Task brief
Copy the records below exactly as they appear.

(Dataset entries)
* BEGIN *

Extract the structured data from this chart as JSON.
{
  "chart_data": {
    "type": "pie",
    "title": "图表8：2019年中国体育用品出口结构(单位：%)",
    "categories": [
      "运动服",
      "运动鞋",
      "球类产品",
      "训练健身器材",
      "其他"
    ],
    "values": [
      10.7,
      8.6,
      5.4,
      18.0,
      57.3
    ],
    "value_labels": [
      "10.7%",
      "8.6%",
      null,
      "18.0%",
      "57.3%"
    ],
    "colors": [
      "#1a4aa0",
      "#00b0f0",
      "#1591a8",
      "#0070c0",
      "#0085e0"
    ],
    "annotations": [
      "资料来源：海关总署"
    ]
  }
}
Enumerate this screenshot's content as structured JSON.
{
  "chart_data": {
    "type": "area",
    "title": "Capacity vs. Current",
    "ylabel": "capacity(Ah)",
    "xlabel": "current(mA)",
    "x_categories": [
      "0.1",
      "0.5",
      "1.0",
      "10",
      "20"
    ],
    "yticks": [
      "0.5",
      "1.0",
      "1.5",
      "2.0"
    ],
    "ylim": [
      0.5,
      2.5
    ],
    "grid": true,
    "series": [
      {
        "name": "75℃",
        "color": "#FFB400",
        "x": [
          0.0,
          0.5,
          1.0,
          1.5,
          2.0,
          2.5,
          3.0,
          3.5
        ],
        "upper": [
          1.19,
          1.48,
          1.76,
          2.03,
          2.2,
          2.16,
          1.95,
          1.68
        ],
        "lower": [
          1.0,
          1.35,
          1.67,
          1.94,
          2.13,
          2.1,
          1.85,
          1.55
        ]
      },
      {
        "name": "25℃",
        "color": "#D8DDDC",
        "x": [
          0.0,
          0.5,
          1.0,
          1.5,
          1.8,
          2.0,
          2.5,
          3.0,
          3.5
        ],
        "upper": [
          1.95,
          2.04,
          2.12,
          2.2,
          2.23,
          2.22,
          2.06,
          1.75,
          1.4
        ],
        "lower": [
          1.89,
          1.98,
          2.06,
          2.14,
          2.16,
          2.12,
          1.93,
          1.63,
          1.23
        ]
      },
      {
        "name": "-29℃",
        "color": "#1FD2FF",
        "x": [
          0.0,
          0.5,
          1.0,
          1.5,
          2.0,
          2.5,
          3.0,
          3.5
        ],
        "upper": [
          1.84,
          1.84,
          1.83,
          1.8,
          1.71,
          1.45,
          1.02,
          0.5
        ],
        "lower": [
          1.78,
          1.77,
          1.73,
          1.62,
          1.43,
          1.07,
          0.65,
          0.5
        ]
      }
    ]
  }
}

* END *

Output for this task
Extract the structured data from this chart as JSON.
{
  "chart_data": {
    "type": "pie",
    "title": "图表8：2019年中国体育用品出口结构(单位：%)",
    "categories": [
      "运动服",
      "运动鞋",
      "球类产品",
      "训练健身器材",
      "其他"
    ],
    "values": [
      10.7,
      8.6,
      5.4,
      18.0,
      57.3
    ],
    "value_labels": [
      "10.7%",
      "8.6%",
      null,
      "18.0%",
      "57.3%"
    ],
    "colors": [
      "#1a4aa0",
      "#00b0f0",
      "#1591a8",
      "#0070c0",
      "#0085e0"
    ],
    "annotations": [
      "资料来源：海关总署"
    ]
  }
}
Enumerate this screenshot's content as structured JSON.
{
  "chart_data": {
    "type": "area",
    "title": "Capacity vs. Current",
    "ylabel": "capacity(Ah)",
    "xlabel": "current(mA)",
    "x_categories": [
      "0.1",
      "0.5",
      "1.0",
      "10",
      "20"
    ],
    "yticks": [
      "0.5",
      "1.0",
      "1.5",
      "2.0"
    ],
    "ylim": [
      0.5,
      2.5
    ],
    "grid": true,
    "series": [
      {
        "name": "75℃",
        "color": "#FFB400",
        "x": [
          0.0,
          0.5,
          1.0,
          1.5,
          2.0,
          2.5,
          3.0,
          3.5
        ],
        "upper": [
          1.19,
          1.48,
          1.76,
          2.03,
          2.2,
          2.16,
          1.95,
          1.68
        ],
        "lower": [
          1.0,
          1.35,
          1.67,
          1.94,
          2.13,
          2.1,
          1.85,
          1.55
        ]
      },
      {
        "name": "25℃",
        "color": "#D8DDDC",
        "x": [
          0.0,
          0.5,
          1.0,
          1.5,
          1.8,
          2.0,
          2.5,
          3.0,
          3.5
        ],
        "upper": [
          1.95,
          2.04,
          2.12,
          2.2,
          2.23,
          2.22,
          2.06,
          1.75,
          1.4
        ],
        "lower": [
          1.89,
          1.98,
          2.06,
          2.14,
          2.16,
          2.12,
          1.93,
          1.63,
          1.23
        ]
      },
      {
        "name": "-29℃",
        "color": "#1FD2FF",
        "x": [
          0.0,
          0.5,
          1.0,
          1.5,
          2.0,
          2.5,
          3.0,
          3.5
        ],
        "upper": [
          1.84,
          1.84,
          1.83,
          1.8,
          1.71,
          1.45,
          1.02,
          0.5
        ],
        "lower": [
          1.78,
          1.77,
          1.73,
          1.62,
          1.43,
          1.07,
          0.65,
          0.5
        ]
      }
    ]
  }
}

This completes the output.